Copy every record below exactly.

• **Supplied information**:
____

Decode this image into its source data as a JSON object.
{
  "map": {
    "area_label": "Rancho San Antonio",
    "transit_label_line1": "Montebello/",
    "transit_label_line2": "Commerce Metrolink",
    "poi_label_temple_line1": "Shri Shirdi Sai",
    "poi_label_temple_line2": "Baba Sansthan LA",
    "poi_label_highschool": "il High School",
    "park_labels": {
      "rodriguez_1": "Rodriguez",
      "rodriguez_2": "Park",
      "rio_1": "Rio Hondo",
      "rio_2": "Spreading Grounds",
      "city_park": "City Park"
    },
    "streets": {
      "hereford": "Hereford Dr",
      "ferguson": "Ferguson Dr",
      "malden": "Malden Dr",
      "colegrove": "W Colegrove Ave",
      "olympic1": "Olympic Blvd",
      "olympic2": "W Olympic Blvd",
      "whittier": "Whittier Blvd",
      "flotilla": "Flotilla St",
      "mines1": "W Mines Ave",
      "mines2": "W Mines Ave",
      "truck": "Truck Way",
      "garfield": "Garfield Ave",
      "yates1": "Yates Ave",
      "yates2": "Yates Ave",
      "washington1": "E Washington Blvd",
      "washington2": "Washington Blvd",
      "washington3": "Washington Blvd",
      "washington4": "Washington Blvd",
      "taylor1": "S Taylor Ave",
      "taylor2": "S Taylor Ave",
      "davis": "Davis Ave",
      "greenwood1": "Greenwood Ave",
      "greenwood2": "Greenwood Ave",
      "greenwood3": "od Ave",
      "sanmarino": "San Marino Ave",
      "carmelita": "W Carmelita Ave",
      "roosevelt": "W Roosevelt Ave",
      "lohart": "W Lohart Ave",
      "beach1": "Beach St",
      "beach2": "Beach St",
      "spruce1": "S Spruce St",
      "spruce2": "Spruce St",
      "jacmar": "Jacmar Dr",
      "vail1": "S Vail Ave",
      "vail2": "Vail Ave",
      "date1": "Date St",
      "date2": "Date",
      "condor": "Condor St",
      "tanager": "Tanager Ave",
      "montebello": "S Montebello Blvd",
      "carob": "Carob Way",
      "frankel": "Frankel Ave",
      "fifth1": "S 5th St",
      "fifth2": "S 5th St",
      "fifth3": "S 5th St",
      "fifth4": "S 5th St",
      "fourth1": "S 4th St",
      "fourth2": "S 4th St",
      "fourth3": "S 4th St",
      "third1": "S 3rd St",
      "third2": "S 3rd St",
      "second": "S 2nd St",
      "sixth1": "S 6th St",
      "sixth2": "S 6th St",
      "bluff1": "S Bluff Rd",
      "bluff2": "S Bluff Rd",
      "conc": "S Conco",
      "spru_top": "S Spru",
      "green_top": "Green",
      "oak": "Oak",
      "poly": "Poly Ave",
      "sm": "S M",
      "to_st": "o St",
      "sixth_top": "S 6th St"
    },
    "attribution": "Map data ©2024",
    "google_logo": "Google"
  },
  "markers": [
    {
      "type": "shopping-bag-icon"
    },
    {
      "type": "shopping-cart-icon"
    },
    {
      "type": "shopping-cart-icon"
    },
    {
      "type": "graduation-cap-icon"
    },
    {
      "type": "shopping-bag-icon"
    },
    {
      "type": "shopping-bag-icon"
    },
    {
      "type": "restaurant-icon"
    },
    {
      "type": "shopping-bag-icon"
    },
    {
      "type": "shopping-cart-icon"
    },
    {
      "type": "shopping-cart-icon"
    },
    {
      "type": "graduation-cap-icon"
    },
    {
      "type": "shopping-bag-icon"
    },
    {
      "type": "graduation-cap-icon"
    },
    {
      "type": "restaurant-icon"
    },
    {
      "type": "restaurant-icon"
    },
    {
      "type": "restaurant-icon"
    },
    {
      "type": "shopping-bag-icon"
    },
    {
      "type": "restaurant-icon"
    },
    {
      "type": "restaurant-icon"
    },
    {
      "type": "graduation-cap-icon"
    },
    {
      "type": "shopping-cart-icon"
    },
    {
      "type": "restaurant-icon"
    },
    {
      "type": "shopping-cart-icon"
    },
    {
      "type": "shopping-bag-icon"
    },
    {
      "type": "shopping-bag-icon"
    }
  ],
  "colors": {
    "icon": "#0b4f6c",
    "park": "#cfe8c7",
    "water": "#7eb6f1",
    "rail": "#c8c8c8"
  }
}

____

• **Task response**:
Decode this image into its source data as a JSON object.
{
  "map": {
    "area_label": "Rancho San Antonio",
    "transit_label_line1": "Montebello/",
    "transit_label_line2": "Commerce Metrolink",
    "poi_label_temple_line1": "Shri Shirdi Sai",
    "poi_label_temple_line2": "Baba Sansthan LA",
    "poi_label_highschool": "il High School",
    "park_labels": {
      "rodriguez_1": "Rodriguez",
      "rodriguez_2": "Park",
      "rio_1": "Rio Hondo",
      "rio_2": "Spreading Grounds",
      "city_park": "City Park"
    },
    "streets": {
      "hereford": "Hereford Dr",
      "ferguson": "Ferguson Dr",
      "malden": "Malden Dr",
      "colegrove": "W Colegrove Ave",
      "olympic1": "Olympic Blvd",
      "olympic2": "W Olympic Blvd",
      "whittier": "Whittier Blvd",
      "flotilla": "Flotilla St",
      "mines1": "W Mines Ave",
      "mines2": "W Mines Ave",
      "truck": "Truck Way",
      "garfield": "Garfield Ave",
      "yates1": "Yates Ave",
      "yates2": "Yates Ave",
      "washington1": "E Washington Blvd",
      "washington2": "Washington Blvd",
      "washington3": "Washington Blvd",
      "washington4": "Washington Blvd",
      "taylor1": "S Taylor Ave",
      "taylor2": "S Taylor Ave",
      "davis": "Davis Ave",
      "greenwood1": "Greenwood Ave",
      "greenwood2": "Greenwood Ave",
      "greenwood3": "od Ave",
      "sanmarino": "San Marino Ave",
      "carmelita": "W Carmelita Ave",
      "roosevelt": "W Roosevelt Ave",
      "lohart": "W Lohart Ave",
      "beach1": "Beach St",
      "beach2": "Beach St",
      "spruce1": "S Spruce St",
      "spruce2": "Spruce St",
      "jacmar": "Jacmar Dr",
      "vail1": "S Vail Ave",
      "vail2": "Vail Ave",
      "date1": "Date St",
      "date2": "Date",
      "condor": "Condor St",
      "tanager": "Tanager Ave",
      "montebello": "S Montebello Blvd",
      "carob": "Carob Way",
      "frankel": "Frankel Ave",
      "fifth1": "S 5th St",
      "fifth2": "S 5th St",
      "fifth3": "S 5th St",
      "fifth4": "S 5th St",
      "fourth1": "S 4th St",
      "fourth2": "S 4th St",
      "fourth3": "S 4th St",
      "third1": "S 3rd St",
      "third2": "S 3rd St",
      "second": "S 2nd St",
      "sixth1": "S 6th St",
      "sixth2": "S 6th St",
      "bluff1": "S Bluff Rd",
      "bluff2": "S Bluff Rd",
      "conc": "S Conco",
      "spru_top": "S Spru",
      "green_top": "Green",
      "oak": "Oak",
      "poly": "Poly Ave",
      "sm": "S M",
      "to_st": "o St",
      "sixth_top": "S 6th St"
    },
    "attribution": "Map data ©2024",
    "google_logo": "Google"
  },
  "markers": [
    {
      "type": "shopping-bag-icon"
    },
    {
      "type": "shopping-cart-icon"
    },
    {
      "type": "shopping-cart-icon"
    },
    {
      "type": "graduation-cap-icon"
    },
    {
      "type": "shopping-bag-icon"
    },
    {
      "type": "shopping-bag-icon"
    },
    {
      "type": "restaurant-icon"
    },
    {
      "type": "shopping-bag-icon"
    },
    {
      "type": "shopping-cart-icon"
    },
    {
      "type": "shopping-cart-icon"
    },
    {
      "type": "graduation-cap-icon"
    },
    {
      "type": "shopping-bag-icon"
    },
    {
      "type": "graduation-cap-icon"
    },
    {
      "type": "restaurant-icon"
    },
    {
      "type": "restaurant-icon"
    },
    {
      "type": "restaurant-icon"
    },
    {
      "type": "shopping-bag-icon"
    },
    {
      "type": "restaurant-icon"
    },
    {
      "type": "restaurant-icon"
    },
    {
      "type": "graduation-cap-icon"
    },
    {
      "type": "shopping-cart-icon"
    },
    {
      "type": "restaurant-icon"
    },
    {
      "type": "shopping-cart-icon"
    },
    {
      "type": "shopping-bag-icon"
    },
    {
      "type": "shopping-bag-icon"
    }
  ],
  "colors": {
    "icon": "#0b4f6c",
    "park": "#cfe8c7",
    "water": "#7eb6f1",
    "rail": "#c8c8c8"
  }
}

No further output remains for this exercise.